## Given data

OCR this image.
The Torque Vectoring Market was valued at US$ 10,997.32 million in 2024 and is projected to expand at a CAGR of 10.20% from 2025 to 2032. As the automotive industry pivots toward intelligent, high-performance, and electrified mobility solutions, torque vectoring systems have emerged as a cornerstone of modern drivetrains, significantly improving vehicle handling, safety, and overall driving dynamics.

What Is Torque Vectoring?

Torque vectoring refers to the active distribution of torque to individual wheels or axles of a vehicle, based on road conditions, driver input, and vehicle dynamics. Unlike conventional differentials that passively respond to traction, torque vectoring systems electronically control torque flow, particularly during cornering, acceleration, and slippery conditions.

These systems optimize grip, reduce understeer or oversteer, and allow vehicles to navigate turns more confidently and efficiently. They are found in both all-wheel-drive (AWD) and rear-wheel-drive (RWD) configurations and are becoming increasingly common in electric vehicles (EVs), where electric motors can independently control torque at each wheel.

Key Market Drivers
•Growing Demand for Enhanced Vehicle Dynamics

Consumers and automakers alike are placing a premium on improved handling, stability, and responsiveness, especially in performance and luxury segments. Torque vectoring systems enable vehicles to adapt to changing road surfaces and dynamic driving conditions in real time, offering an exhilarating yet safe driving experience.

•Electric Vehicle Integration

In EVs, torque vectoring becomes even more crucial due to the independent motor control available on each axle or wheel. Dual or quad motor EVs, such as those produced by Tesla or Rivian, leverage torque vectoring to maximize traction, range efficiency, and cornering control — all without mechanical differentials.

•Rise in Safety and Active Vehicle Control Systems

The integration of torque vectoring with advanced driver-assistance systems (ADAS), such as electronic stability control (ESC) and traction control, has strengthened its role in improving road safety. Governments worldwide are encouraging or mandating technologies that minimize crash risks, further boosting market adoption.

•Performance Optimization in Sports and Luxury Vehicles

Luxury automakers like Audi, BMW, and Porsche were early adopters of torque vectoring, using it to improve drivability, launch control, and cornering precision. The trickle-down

## Written request
Reproduce the material exactly, with every line intact.

## Full output
OCR this image.
The Torque Vectoring Market was valued at US$ 10,997.32 million in 2024 and is projected to expand at a CAGR of 10.20% from 2025 to 2032. As the automotive industry pivots toward intelligent, high-performance, and electrified mobility solutions, torque vectoring systems have emerged as a cornerstone of modern drivetrains, significantly improving vehicle handling, safety, and overall driving dynamics.

What Is Torque Vectoring?

Torque vectoring refers to the active distribution of torque to individual wheels or axles of a vehicle, based on road conditions, driver input, and vehicle dynamics. Unlike conventional differentials that passively respond to traction, torque vectoring systems electronically control torque flow, particularly during cornering, acceleration, and slippery conditions.

These systems optimize grip, reduce understeer or oversteer, and allow vehicles to navigate turns more confidently and efficiently. They are found in both all-wheel-drive (AWD) and rear-wheel-drive (RWD) configurations and are becoming increasingly common in electric vehicles (EVs), where electric motors can independently control torque at each wheel.

Key Market Drivers
•Growing Demand for Enhanced Vehicle Dynamics

Consumers and automakers alike are placing a premium on improved handling, stability, and responsiveness, especially in performance and luxury segments. Torque vectoring systems enable vehicles to adapt to changing road surfaces and dynamic driving conditions in real time, offering an exhilarating yet safe driving experience.

•Electric Vehicle Integration

In EVs, torque vectoring becomes even more crucial due to the independent motor control available on each axle or wheel. Dual or quad motor EVs, such as those produced by Tesla or Rivian, leverage torque vectoring to maximize traction, range efficiency, and cornering control — all without mechanical differentials.

•Rise in Safety and Active Vehicle Control Systems

The integration of torque vectoring with advanced driver-assistance systems (ADAS), such as electronic stability control (ESC) and traction control, has strengthened its role in improving road safety. Governments worldwide are encouraging or mandating technologies that minimize crash risks, further boosting market adoption.

•Performance Optimization in Sports and Luxury Vehicles

Luxury automakers like Audi, BMW, and Porsche were early adopters of torque vectoring, using it to improve drivability, launch control, and cornering precision. The trickle-down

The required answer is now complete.